• _What to work on_
An exact copy of all the data is required, with pictures left out.
━━ Exercise data
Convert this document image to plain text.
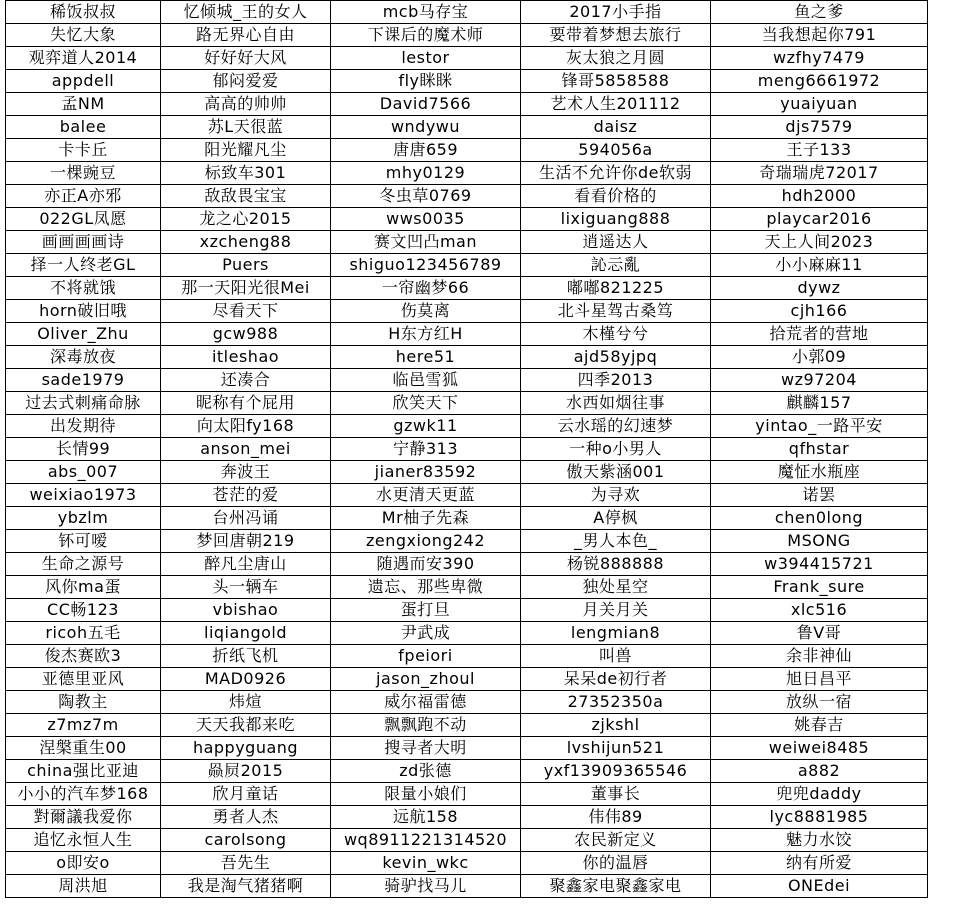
稀饭叔叔	忆倾城_王的女人	mcb马存宝	2017小手指	鱼之爹
失忆大象	路无界心自由	下课后的魔术师	要带着梦想去旅行	当我想起你791
观弈道人2014	好好好大风	lestor	灰太狼之月圆	wzfhy7479
appdell	郁闷爱爱	fly眯眯	锋哥5858588	meng6661972
孟NM	高高的帅帅	David7566	艺术人生201112	yuaiyuan
balee	苏L天很蓝	wndywu	daisz	djs7579
卡卡丘	阳光耀凡尘	唐唐659	594056a	王子133
一棵豌豆	标致车301	mhy0129	生活不允许你de软弱	奇瑞瑞虎72017
亦正A亦邪	敌敌畏宝宝	冬虫草0769	看看价格的	hdh2000
022GL凤愿	龙之心2015	wws0035	lixiguang888	playcar2016
画画画画诗	xzcheng88	赛文凹凸man	逍遥达人	天上人间2023
择一人终老GL	Puers	shiguo123456789	訫忈亂	小小麻麻11
不将就饿	那一天阳光很Mei	一帘幽梦66	嘟嘟821225	dywz
horn破旧哦	尽看天下	伤莫离	北斗星驾古桑笃	cjh166
Oliver_Zhu	gcw988	H东方红H	木槿兮兮	拾荒者的营地
深毒放夜	itleshao	here51	ajd58yjpq	小郭09
sade1979	还凑合	临邑雪狐	四季2013	wz97204
过去式刺痛命脉	昵称有个屁用	欣笑天下	水西如烟往事	麒麟157
出发期待	向太阳fy168	gzwk11	云水瑶的幻速梦	yintao_一路平安
长情99	anson_mei	宁静313	一种o小男人	qfhstar
abs_007	奔波王	jianer83592	傲天紫涵001	魔怔水瓶座
weixiao1973	苍茫的爱	水更清天更蓝	为寻欢	诺罢
ybzlm	台州冯诵	Mr柚子先森	A停枫	chen0long
钚可嗳	梦回唐朝219	zengxiong242	_男人本色_	MSONG
生命之源号	醉凡尘唐山	随遇而安390	杨锐888888	w394415721
风你ma蛋	头一辆车	遗忘、那些卑微	独处星空	Frank_sure
CC畅123	vbishao	蛋打旦	月关月关	xlc516
ricoh五毛	liqiangold	尹武成	lengmian8	鲁V哥
俊杰赛欧3	折纸飞机	fpeiori	叫兽	余非神仙
亚德里亚风	MAD0926	jason_zhoul	呆呆de初行者	旭日昌平
陶教主	炜煊	威尔福雷德	27352350a	放纵一宿
z7mz7m	天天我都来吃	飘飘跑不动	zjkshl	姚春吉
涅槃重生00	happyguang	搜寻者大明	lvshijun521	weiwei8485
china强比亚迪	赑屃2015	zd张德	yxf13909365546	a882
小小的汽车梦168	欣月童话	限量小娘们	董事长	兜兜daddy
對爾議我爱你	勇者人杰	远航158	伟伟89	lyc8881985
追忆永恒人生	carolsong	wq8911221314520	农民新定义	魅力水饺
o即安o	吾先生	kevin_wkc	你的温唇	纳有所爱
周洪旭	我是淘气猪猪啊	骑驴找马儿	聚鑫家电聚鑫家电	ONEdei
━━━━
• _Final answer_
Convert this document image to plain text.
稀饭叔叔	忆倾城_王的女人	mcb马存宝	2017小手指	鱼之爹
失忆大象	路无界心自由	下课后的魔术师	要带着梦想去旅行	当我想起你791
观弈道人2014	好好好大风	lestor	灰太狼之月圆	wzfhy7479
appdell	郁闷爱爱	fly眯眯	锋哥5858588	meng6661972
孟NM	高高的帅帅	David7566	艺术人生201112	yuaiyuan
balee	苏L天很蓝	wndywu	daisz	djs7579
卡卡丘	阳光耀凡尘	唐唐659	594056a	王子133
一棵豌豆	标致车301	mhy0129	生活不允许你de软弱	奇瑞瑞虎72017
亦正A亦邪	敌敌畏宝宝	冬虫草0769	看看价格的	hdh2000
022GL凤愿	龙之心2015	wws0035	lixiguang888	playcar2016
画画画画诗	xzcheng88	赛文凹凸man	逍遥达人	天上人间2023
择一人终老GL	Puers	shiguo123456789	訫忈亂	小小麻麻11
不将就饿	那一天阳光很Mei	一帘幽梦66	嘟嘟821225	dywz
horn破旧哦	尽看天下	伤莫离	北斗星驾古桑笃	cjh166
Oliver_Zhu	gcw988	H东方红H	木槿兮兮	拾荒者的营地
深毒放夜	itleshao	here51	ajd58yjpq	小郭09
sade1979	还凑合	临邑雪狐	四季2013	wz97204
过去式刺痛命脉	昵称有个屁用	欣笑天下	水西如烟往事	麒麟157
出发期待	向太阳fy168	gzwk11	云水瑶的幻速梦	yintao_一路平安
长情99	anson_mei	宁静313	一种o小男人	qfhstar
abs_007	奔波王	jianer83592	傲天紫涵001	魔怔水瓶座
weixiao1973	苍茫的爱	水更清天更蓝	为寻欢	诺罢
ybzlm	台州冯诵	Mr柚子先森	A停枫	chen0long
钚可嗳	梦回唐朝219	zengxiong242	_男人本色_	MSONG
生命之源号	醉凡尘唐山	随遇而安390	杨锐888888	w394415721
风你ma蛋	头一辆车	遗忘、那些卑微	独处星空	Frank_sure
CC畅123	vbishao	蛋打旦	月关月关	xlc516
ricoh五毛	liqiangold	尹武成	lengmian8	鲁V哥
俊杰赛欧3	折纸飞机	fpeiori	叫兽	余非神仙
亚德里亚风	MAD0926	jason_zhoul	呆呆de初行者	旭日昌平
陶教主	炜煊	威尔福雷德	27352350a	放纵一宿
z7mz7m	天天我都来吃	飘飘跑不动	zjkshl	姚春吉
涅槃重生00	happyguang	搜寻者大明	lvshijun521	weiwei8485
china强比亚迪	赑屃2015	zd张德	yxf13909365546	a882
小小的汽车梦168	欣月童话	限量小娘们	董事长	兜兜daddy
對爾議我爱你	勇者人杰	远航158	伟伟89	lyc8881985
追忆永恒人生	carolsong	wq8911221314520	农民新定义	魅力水饺
o即安o	吾先生	kevin_wkc	你的温唇	纳有所爱
周洪旭	我是淘气猪猪啊	骑驴找马儿	聚鑫家电聚鑫家电	ONEdei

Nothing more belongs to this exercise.